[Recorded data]

******************************

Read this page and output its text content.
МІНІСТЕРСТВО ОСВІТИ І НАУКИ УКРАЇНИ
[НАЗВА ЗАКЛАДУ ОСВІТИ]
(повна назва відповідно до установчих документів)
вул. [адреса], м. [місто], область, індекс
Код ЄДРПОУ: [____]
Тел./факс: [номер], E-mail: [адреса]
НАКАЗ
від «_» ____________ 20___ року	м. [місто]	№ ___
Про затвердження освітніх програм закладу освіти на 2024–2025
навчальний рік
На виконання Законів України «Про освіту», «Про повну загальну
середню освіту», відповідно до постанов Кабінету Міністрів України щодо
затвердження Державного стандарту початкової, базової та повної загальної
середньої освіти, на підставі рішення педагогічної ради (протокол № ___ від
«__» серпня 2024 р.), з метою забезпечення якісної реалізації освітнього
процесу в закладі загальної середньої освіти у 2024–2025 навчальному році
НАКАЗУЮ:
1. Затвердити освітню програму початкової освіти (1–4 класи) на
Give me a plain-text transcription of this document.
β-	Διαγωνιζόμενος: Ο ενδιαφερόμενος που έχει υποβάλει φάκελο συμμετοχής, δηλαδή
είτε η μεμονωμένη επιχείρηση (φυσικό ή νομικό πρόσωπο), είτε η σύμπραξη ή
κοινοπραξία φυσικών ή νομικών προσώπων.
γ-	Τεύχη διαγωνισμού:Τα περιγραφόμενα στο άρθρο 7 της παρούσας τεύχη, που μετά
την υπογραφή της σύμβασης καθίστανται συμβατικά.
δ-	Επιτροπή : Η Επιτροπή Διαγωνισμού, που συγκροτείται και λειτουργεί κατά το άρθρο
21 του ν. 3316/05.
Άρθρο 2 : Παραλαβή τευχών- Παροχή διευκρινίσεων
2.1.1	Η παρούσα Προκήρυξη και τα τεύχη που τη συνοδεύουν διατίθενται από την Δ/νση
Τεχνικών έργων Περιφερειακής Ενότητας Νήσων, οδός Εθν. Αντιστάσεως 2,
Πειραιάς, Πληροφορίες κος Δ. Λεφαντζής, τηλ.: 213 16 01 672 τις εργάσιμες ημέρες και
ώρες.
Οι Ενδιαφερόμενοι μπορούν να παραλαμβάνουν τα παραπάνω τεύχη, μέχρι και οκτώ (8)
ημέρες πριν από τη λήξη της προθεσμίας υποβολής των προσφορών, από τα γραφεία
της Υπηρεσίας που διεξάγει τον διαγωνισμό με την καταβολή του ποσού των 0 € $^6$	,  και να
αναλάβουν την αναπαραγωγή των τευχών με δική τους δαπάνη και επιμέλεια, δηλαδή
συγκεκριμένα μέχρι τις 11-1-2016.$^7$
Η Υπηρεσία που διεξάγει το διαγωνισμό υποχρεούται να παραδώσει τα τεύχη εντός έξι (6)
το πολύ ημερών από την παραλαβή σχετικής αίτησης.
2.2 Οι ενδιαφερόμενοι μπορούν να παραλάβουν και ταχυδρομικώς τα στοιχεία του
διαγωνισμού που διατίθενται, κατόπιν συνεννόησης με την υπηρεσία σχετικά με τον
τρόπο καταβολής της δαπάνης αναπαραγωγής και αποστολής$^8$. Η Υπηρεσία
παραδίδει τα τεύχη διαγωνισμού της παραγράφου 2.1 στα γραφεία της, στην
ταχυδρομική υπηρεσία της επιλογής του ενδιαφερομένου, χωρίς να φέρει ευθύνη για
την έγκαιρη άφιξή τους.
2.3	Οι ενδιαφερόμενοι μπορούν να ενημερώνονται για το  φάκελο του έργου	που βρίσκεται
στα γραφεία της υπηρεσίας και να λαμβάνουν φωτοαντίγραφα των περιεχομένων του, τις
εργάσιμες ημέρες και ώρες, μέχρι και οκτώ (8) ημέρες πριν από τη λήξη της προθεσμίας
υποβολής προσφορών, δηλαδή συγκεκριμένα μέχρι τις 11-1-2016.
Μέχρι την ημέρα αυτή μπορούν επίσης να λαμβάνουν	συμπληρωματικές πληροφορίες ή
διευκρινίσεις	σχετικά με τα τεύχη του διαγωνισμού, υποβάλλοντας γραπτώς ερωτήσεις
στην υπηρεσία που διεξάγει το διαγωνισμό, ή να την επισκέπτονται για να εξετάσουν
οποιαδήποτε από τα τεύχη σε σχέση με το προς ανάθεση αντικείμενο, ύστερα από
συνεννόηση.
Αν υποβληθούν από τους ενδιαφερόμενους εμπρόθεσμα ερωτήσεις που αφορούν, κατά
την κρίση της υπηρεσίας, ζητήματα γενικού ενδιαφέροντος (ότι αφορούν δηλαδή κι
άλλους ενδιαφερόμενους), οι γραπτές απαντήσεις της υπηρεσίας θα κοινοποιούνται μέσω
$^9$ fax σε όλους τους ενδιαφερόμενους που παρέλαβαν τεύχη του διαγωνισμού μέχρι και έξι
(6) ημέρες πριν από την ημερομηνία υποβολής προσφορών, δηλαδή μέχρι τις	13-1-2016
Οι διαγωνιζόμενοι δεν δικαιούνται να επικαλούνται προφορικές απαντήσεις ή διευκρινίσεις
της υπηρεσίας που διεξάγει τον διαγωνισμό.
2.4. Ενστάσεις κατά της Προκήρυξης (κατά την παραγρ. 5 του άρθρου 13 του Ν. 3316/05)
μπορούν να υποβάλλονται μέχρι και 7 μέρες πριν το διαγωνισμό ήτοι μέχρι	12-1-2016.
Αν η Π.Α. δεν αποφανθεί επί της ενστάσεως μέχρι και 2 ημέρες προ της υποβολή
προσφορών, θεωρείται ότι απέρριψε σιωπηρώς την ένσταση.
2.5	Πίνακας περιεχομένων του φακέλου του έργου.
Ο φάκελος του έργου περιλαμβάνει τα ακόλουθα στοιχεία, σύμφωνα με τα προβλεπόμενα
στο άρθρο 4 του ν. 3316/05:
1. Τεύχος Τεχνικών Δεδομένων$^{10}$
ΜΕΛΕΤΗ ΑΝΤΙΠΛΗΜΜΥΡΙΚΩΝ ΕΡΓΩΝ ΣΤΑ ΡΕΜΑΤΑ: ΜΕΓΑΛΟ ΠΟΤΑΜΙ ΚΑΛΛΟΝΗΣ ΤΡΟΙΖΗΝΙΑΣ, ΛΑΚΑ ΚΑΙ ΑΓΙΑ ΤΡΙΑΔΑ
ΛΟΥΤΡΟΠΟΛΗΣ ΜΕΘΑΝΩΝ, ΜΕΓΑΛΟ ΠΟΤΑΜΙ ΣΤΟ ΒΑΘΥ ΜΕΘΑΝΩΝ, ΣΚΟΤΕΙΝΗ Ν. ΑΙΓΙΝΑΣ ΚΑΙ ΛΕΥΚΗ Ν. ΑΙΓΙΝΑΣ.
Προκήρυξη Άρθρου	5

******************************

SHORT TASK:
Reproduce all of the material above word for word.

TASK RESPONSE:
Read this page and output its text content.
МІНІСТЕРСТВО ОСВІТИ І НАУКИ УКРАЇНИ
[НАЗВА ЗАКЛАДУ ОСВІТИ]
(повна назва відповідно до установчих документів)
вул. [адреса], м. [місто], область, індекс
Код ЄДРПОУ: [____]
Тел./факс: [номер], E-mail: [адреса]
НАКАЗ
від «_» ____________ 20___ року	м. [місто]	№ ___
Про затвердження освітніх програм закладу освіти на 2024–2025
навчальний рік
На виконання Законів України «Про освіту», «Про повну загальну
середню освіту», відповідно до постанов Кабінету Міністрів України щодо
затвердження Державного стандарту початкової, базової та повної загальної
середньої освіти, на підставі рішення педагогічної ради (протокол № ___ від
«__» серпня 2024 р.), з метою забезпечення якісної реалізації освітнього
процесу в закладі загальної середньої освіти у 2024–2025 навчальному році
НАКАЗУЮ:
1. Затвердити освітню програму початкової освіти (1–4 класи) на
Give me a plain-text transcription of this document.
β-	Διαγωνιζόμενος: Ο ενδιαφερόμενος που έχει υποβάλει φάκελο συμμετοχής, δηλαδή
είτε η μεμονωμένη επιχείρηση (φυσικό ή νομικό πρόσωπο), είτε η σύμπραξη ή
κοινοπραξία φυσικών ή νομικών προσώπων.
γ-	Τεύχη διαγωνισμού:Τα περιγραφόμενα στο άρθρο 7 της παρούσας τεύχη, που μετά
την υπογραφή της σύμβασης καθίστανται συμβατικά.
δ-	Επιτροπή : Η Επιτροπή Διαγωνισμού, που συγκροτείται και λειτουργεί κατά το άρθρο
21 του ν. 3316/05.
Άρθρο 2 : Παραλαβή τευχών- Παροχή διευκρινίσεων
2.1.1	Η παρούσα Προκήρυξη και τα τεύχη που τη συνοδεύουν διατίθενται από την Δ/νση
Τεχνικών έργων Περιφερειακής Ενότητας Νήσων, οδός Εθν. Αντιστάσεως 2,
Πειραιάς, Πληροφορίες κος Δ. Λεφαντζής, τηλ.: 213 16 01 672 τις εργάσιμες ημέρες και
ώρες.
Οι Ενδιαφερόμενοι μπορούν να παραλαμβάνουν τα παραπάνω τεύχη, μέχρι και οκτώ (8)
ημέρες πριν από τη λήξη της προθεσμίας υποβολής των προσφορών, από τα γραφεία
της Υπηρεσίας που διεξάγει τον διαγωνισμό με την καταβολή του ποσού των 0 € $^6$	,  και να
αναλάβουν την αναπαραγωγή των τευχών με δική τους δαπάνη και επιμέλεια, δηλαδή
συγκεκριμένα μέχρι τις 11-1-2016.$^7$
Η Υπηρεσία που διεξάγει το διαγωνισμό υποχρεούται να παραδώσει τα τεύχη εντός έξι (6)
το πολύ ημερών από την παραλαβή σχετικής αίτησης.
2.2 Οι ενδιαφερόμενοι μπορούν να παραλάβουν και ταχυδρομικώς τα στοιχεία του
διαγωνισμού που διατίθενται, κατόπιν συνεννόησης με την υπηρεσία σχετικά με τον
τρόπο καταβολής της δαπάνης αναπαραγωγής και αποστολής$^8$. Η Υπηρεσία
παραδίδει τα τεύχη διαγωνισμού της παραγράφου 2.1 στα γραφεία της, στην
ταχυδρομική υπηρεσία της επιλογής του ενδιαφερομένου, χωρίς να φέρει ευθύνη για
την έγκαιρη άφιξή τους.
2.3	Οι ενδιαφερόμενοι μπορούν να ενημερώνονται για το  φάκελο του έργου	που βρίσκεται
στα γραφεία της υπηρεσίας και να λαμβάνουν φωτοαντίγραφα των περιεχομένων του, τις
εργάσιμες ημέρες και ώρες, μέχρι και οκτώ (8) ημέρες πριν από τη λήξη της προθεσμίας
υποβολής προσφορών, δηλαδή συγκεκριμένα μέχρι τις 11-1-2016.
Μέχρι την ημέρα αυτή μπορούν επίσης να λαμβάνουν	συμπληρωματικές πληροφορίες ή
διευκρινίσεις	σχετικά με τα τεύχη του διαγωνισμού, υποβάλλοντας γραπτώς ερωτήσεις
στην υπηρεσία που διεξάγει το διαγωνισμό, ή να την επισκέπτονται για να εξετάσουν
οποιαδήποτε από τα τεύχη σε σχέση με το προς ανάθεση αντικείμενο, ύστερα από
συνεννόηση.
Αν υποβληθούν από τους ενδιαφερόμενους εμπρόθεσμα ερωτήσεις που αφορούν, κατά
την κρίση της υπηρεσίας, ζητήματα γενικού ενδιαφέροντος (ότι αφορούν δηλαδή κι
άλλους ενδιαφερόμενους), οι γραπτές απαντήσεις της υπηρεσίας θα κοινοποιούνται μέσω
$^9$ fax σε όλους τους ενδιαφερόμενους που παρέλαβαν τεύχη του διαγωνισμού μέχρι και έξι
(6) ημέρες πριν από την ημερομηνία υποβολής προσφορών, δηλαδή μέχρι τις	13-1-2016
Οι διαγωνιζόμενοι δεν δικαιούνται να επικαλούνται προφορικές απαντήσεις ή διευκρινίσεις
της υπηρεσίας που διεξάγει τον διαγωνισμό.
2.4. Ενστάσεις κατά της Προκήρυξης (κατά την παραγρ. 5 του άρθρου 13 του Ν. 3316/05)
μπορούν να υποβάλλονται μέχρι και 7 μέρες πριν το διαγωνισμό ήτοι μέχρι	12-1-2016.
Αν η Π.Α. δεν αποφανθεί επί της ενστάσεως μέχρι και 2 ημέρες προ της υποβολή
προσφορών, θεωρείται ότι απέρριψε σιωπηρώς την ένσταση.
2.5	Πίνακας περιεχομένων του φακέλου του έργου.
Ο φάκελος του έργου περιλαμβάνει τα ακόλουθα στοιχεία, σύμφωνα με τα προβλεπόμενα
στο άρθρο 4 του ν. 3316/05:
1. Τεύχος Τεχνικών Δεδομένων$^{10}$
ΜΕΛΕΤΗ ΑΝΤΙΠΛΗΜΜΥΡΙΚΩΝ ΕΡΓΩΝ ΣΤΑ ΡΕΜΑΤΑ: ΜΕΓΑΛΟ ΠΟΤΑΜΙ ΚΑΛΛΟΝΗΣ ΤΡΟΙΖΗΝΙΑΣ, ΛΑΚΑ ΚΑΙ ΑΓΙΑ ΤΡΙΑΔΑ
ΛΟΥΤΡΟΠΟΛΗΣ ΜΕΘΑΝΩΝ, ΜΕΓΑΛΟ ΠΟΤΑΜΙ ΣΤΟ ΒΑΘΥ ΜΕΘΑΝΩΝ, ΣΚΟΤΕΙΝΗ Ν. ΑΙΓΙΝΑΣ ΚΑΙ ΛΕΥΚΗ Ν. ΑΙΓΙΝΑΣ.
Προκήρυξη Άρθρου	5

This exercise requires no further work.